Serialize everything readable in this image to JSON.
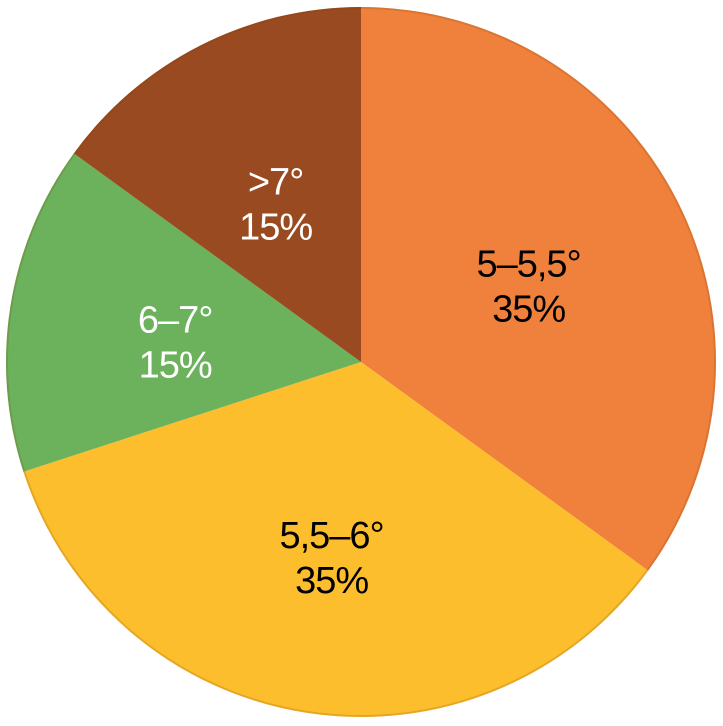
{
  "chart_data": {
    "type": "pie",
    "title": "",
    "legend": "none",
    "background": "#FFFFFF",
    "start_angle_deg": 0,
    "direction": "clockwise",
    "slices": [
      {
        "label": "5–5,5°",
        "percent_label": "35%",
        "value": 35,
        "color": "#EF813C",
        "text_color": "#000000",
        "name": "slice-5-to-5point5-deg"
      },
      {
        "label": "5,5–6°",
        "percent_label": "35%",
        "value": 35,
        "color": "#FDBE2D",
        "text_color": "#000000",
        "name": "slice-5point5-to-6-deg"
      },
      {
        "label": "6–7°",
        "percent_label": "15%",
        "value": 15,
        "color": "#6CB15C",
        "text_color": "#FFFFFF",
        "name": "slice-6-to-7-deg"
      },
      {
        "label": ">7°",
        "percent_label": "15%",
        "value": 15,
        "color": "#9A4A20",
        "text_color": "#FFFFFF",
        "name": "slice-over-7-deg"
      }
    ]
  }
}
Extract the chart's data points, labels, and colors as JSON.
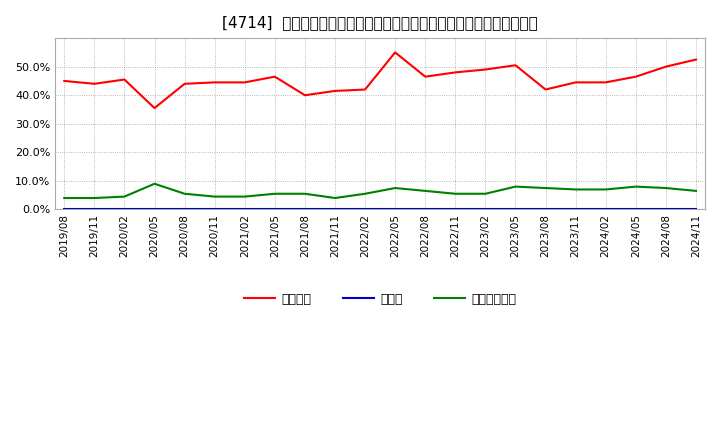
{
  "title": "[4714]  自己資本、のれん、繰延税金資産の総資産に対する比率の推移",
  "x_labels": [
    "2019/08",
    "2019/11",
    "2020/02",
    "2020/05",
    "2020/08",
    "2020/11",
    "2021/02",
    "2021/05",
    "2021/08",
    "2021/11",
    "2022/02",
    "2022/05",
    "2022/08",
    "2022/11",
    "2023/02",
    "2023/05",
    "2023/08",
    "2023/11",
    "2024/02",
    "2024/05",
    "2024/08",
    "2024/11"
  ],
  "equity": [
    45.0,
    44.0,
    45.5,
    35.5,
    44.0,
    44.5,
    44.5,
    46.5,
    40.0,
    41.5,
    42.0,
    55.0,
    46.5,
    48.0,
    49.0,
    50.5,
    42.0,
    44.5,
    44.5,
    46.5,
    50.0,
    52.5
  ],
  "noren": [
    0.3,
    0.3,
    0.3,
    0.3,
    0.3,
    0.3,
    0.3,
    0.3,
    0.3,
    0.3,
    0.3,
    0.3,
    0.3,
    0.3,
    0.3,
    0.3,
    0.3,
    0.3,
    0.3,
    0.3,
    0.3,
    0.3
  ],
  "deferred_tax": [
    4.0,
    4.0,
    4.5,
    9.0,
    5.5,
    4.5,
    4.5,
    5.5,
    5.5,
    4.0,
    5.5,
    7.5,
    6.5,
    5.5,
    5.5,
    8.0,
    7.5,
    7.0,
    7.0,
    8.0,
    7.5,
    6.5
  ],
  "equity_color": "#ff0000",
  "noren_color": "#0000cc",
  "deferred_tax_color": "#008000",
  "background_color": "#ffffff",
  "plot_bg_color": "#ffffff",
  "grid_color": "#999999",
  "legend_labels": [
    "自己資本",
    "のれん",
    "繰延税金資産"
  ],
  "ylim": [
    0.0,
    60.0
  ],
  "yticks": [
    0.0,
    10.0,
    20.0,
    30.0,
    40.0,
    50.0
  ],
  "title_fontsize": 11,
  "legend_fontsize": 9,
  "tick_fontsize": 7.5,
  "line_width": 1.5
}
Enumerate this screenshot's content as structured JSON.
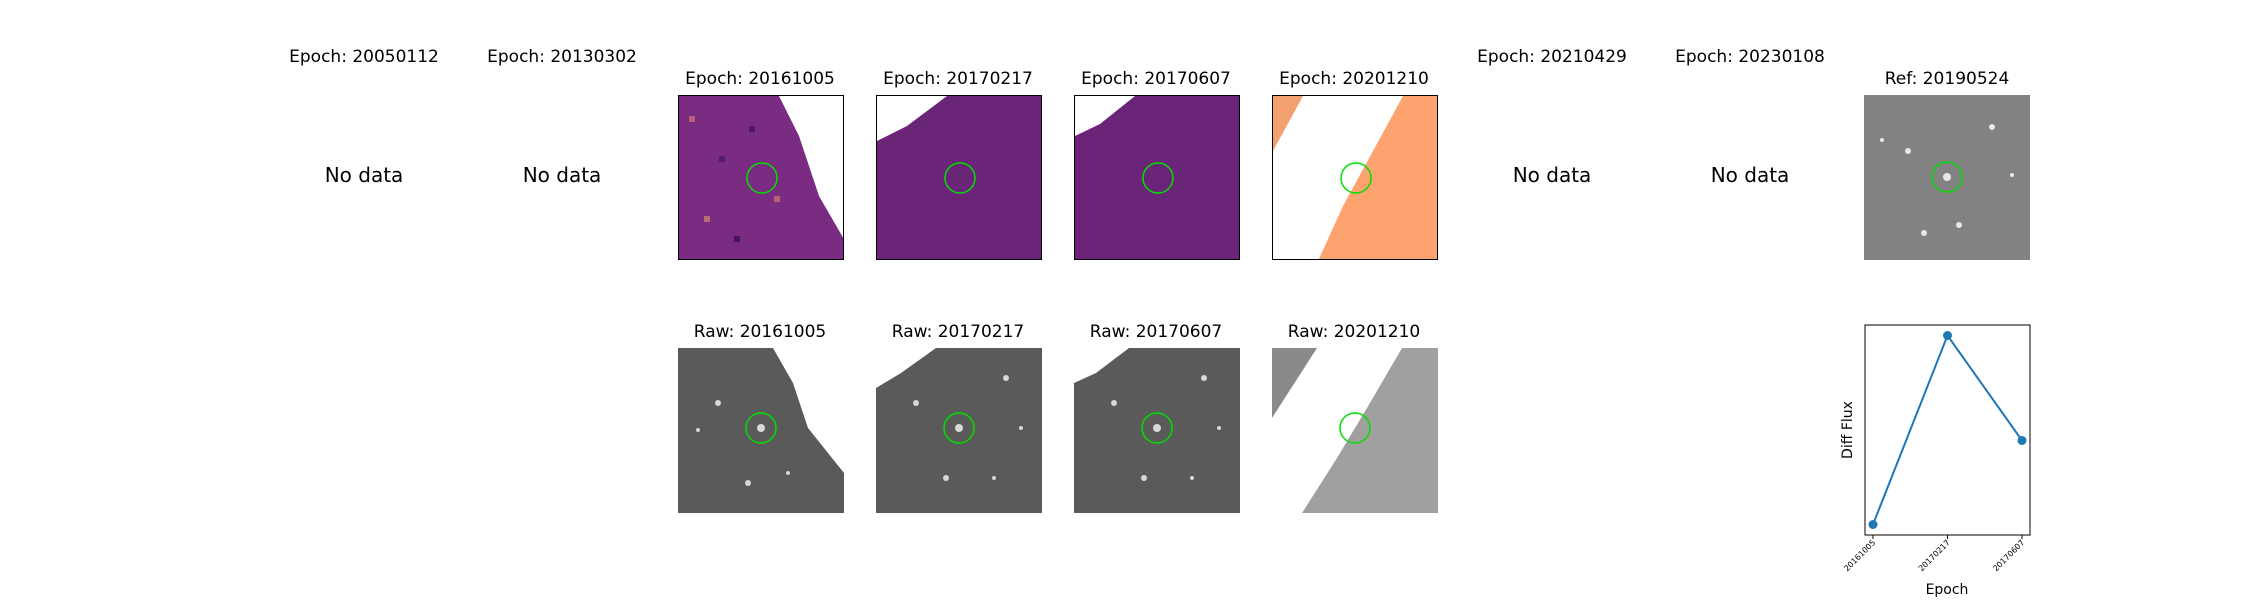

EXERCISE DETAILS: Tally up the lines of the listing containing the word "JSON". Give only the total.

EXERCISE ANSWER: 3